--- Start of Entries provided ---

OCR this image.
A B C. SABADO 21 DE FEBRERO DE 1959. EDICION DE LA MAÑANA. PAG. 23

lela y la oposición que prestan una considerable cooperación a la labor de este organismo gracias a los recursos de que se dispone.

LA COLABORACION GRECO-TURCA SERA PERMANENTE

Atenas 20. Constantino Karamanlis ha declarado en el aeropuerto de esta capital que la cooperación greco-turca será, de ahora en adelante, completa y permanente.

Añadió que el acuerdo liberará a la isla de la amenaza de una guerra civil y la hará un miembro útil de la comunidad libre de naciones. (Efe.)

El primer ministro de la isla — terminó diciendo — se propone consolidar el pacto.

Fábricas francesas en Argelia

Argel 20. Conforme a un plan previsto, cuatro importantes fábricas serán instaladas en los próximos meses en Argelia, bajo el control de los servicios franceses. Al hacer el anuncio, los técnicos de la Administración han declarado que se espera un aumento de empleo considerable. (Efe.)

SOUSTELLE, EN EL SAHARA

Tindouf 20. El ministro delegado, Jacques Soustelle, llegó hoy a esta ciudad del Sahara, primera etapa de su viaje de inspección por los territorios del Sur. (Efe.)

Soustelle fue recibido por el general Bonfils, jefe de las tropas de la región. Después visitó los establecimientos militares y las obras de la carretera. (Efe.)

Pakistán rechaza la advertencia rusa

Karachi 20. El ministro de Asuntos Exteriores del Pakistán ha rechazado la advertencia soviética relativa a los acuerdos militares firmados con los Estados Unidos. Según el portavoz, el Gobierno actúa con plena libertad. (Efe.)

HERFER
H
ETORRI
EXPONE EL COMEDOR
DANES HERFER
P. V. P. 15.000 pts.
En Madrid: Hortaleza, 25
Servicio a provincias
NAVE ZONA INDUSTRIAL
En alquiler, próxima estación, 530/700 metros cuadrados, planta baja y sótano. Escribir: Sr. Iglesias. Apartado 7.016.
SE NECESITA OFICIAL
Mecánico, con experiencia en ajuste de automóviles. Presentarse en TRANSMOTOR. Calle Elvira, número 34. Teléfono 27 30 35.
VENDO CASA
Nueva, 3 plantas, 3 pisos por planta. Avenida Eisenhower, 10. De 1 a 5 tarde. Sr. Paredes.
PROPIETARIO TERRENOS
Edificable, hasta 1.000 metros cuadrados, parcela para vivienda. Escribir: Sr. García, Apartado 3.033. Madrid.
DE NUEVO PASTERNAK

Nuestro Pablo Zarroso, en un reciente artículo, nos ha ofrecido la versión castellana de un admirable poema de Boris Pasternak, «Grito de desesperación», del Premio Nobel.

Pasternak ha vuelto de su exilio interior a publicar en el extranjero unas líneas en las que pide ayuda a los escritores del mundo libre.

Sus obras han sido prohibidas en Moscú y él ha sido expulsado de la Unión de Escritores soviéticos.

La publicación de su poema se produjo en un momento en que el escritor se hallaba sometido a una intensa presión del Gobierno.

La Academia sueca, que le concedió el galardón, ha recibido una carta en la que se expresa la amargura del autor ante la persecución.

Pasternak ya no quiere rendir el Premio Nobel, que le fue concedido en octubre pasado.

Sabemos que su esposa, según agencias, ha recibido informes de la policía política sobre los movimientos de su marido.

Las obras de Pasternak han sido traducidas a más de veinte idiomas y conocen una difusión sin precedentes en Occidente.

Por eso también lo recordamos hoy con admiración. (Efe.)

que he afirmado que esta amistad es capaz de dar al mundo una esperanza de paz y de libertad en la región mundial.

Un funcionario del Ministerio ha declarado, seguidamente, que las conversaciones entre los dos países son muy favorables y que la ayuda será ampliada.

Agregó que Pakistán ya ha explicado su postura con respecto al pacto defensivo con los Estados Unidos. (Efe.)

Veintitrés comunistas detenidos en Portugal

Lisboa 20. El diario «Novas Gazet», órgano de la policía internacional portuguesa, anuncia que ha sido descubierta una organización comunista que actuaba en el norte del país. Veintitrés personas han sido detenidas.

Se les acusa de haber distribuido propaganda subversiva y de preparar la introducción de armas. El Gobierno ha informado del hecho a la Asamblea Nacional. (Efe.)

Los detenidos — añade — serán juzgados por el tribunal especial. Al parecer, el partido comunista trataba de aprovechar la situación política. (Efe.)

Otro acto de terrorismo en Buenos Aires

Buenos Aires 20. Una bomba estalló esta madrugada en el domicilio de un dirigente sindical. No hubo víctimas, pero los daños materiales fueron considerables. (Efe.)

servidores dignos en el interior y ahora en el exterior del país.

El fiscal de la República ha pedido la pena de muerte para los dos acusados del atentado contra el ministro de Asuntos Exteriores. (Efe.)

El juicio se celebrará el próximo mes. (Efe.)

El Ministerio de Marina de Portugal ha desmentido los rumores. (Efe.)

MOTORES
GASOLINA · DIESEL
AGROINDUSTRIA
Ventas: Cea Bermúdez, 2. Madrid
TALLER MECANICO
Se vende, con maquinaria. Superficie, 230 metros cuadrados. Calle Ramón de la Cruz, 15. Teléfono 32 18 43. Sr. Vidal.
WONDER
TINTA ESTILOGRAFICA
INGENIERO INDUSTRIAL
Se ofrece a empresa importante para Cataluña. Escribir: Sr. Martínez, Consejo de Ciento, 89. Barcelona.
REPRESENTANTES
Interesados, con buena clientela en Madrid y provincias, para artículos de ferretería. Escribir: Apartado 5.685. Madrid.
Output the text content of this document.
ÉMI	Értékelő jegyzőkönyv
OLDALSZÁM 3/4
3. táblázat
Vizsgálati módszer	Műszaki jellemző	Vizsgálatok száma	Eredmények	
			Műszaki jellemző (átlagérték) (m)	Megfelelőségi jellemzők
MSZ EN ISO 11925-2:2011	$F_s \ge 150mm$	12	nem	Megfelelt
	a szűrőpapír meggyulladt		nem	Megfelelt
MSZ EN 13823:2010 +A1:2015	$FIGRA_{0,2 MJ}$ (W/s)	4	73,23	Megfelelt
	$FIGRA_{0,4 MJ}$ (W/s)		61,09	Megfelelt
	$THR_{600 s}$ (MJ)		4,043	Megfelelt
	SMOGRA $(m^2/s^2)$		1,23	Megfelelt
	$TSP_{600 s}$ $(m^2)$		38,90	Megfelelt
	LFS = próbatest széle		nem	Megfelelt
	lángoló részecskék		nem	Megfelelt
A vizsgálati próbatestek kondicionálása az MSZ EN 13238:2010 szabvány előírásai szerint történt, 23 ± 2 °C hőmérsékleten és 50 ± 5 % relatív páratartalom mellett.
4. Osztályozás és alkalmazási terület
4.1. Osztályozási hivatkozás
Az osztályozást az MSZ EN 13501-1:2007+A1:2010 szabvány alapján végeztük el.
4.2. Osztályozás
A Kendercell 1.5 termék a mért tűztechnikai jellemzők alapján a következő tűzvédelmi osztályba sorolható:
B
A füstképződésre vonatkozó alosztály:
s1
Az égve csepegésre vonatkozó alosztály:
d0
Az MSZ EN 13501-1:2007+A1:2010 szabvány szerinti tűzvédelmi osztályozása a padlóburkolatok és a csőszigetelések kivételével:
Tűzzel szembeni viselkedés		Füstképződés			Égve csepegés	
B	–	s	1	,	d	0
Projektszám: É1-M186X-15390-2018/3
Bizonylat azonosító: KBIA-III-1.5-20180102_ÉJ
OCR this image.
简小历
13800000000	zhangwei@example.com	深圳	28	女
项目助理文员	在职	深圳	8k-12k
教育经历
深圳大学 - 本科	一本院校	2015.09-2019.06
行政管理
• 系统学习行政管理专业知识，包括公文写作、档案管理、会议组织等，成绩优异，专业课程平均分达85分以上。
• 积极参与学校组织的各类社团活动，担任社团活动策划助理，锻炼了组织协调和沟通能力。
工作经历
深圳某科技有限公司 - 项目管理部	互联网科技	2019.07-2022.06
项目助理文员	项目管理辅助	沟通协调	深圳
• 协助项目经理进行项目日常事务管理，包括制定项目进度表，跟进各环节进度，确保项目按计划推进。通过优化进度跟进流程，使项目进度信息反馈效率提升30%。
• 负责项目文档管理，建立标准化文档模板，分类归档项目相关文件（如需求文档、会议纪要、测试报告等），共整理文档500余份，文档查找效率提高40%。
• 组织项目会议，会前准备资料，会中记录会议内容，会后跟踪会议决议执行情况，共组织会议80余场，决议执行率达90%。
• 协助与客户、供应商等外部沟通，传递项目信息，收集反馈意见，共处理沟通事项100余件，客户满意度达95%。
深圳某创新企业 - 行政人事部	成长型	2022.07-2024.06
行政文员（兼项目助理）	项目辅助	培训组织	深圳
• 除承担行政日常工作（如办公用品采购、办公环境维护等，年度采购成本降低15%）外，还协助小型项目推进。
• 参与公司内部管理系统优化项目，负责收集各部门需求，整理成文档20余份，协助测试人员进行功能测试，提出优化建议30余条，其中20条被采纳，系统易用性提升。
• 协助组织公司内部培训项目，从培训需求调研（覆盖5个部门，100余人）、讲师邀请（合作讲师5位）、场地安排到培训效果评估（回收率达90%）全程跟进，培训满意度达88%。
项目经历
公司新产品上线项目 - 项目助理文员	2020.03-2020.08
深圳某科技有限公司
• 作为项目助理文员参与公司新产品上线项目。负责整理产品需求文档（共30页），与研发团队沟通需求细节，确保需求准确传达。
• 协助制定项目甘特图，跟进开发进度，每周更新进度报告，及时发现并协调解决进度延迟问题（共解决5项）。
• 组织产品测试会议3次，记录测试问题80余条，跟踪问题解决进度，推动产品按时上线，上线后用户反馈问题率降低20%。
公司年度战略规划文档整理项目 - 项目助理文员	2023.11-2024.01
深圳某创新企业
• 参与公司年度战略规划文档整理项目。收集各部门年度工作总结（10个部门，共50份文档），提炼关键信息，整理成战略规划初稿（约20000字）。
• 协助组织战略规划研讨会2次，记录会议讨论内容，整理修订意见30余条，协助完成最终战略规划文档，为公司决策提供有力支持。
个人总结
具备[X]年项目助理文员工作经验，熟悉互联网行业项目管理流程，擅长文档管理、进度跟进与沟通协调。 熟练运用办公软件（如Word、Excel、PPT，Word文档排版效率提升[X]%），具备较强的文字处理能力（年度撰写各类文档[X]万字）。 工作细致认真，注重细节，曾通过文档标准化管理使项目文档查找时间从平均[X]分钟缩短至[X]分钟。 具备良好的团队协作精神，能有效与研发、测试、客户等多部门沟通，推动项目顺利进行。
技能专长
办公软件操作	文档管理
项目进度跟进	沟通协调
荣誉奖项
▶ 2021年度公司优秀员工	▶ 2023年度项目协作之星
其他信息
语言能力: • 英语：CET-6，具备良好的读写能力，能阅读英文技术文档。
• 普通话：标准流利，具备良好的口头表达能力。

--- End of Entries provided ---

■ Your objective
Only the count is needed: the number of lines in the data that include the word "política".

■ Written answer
2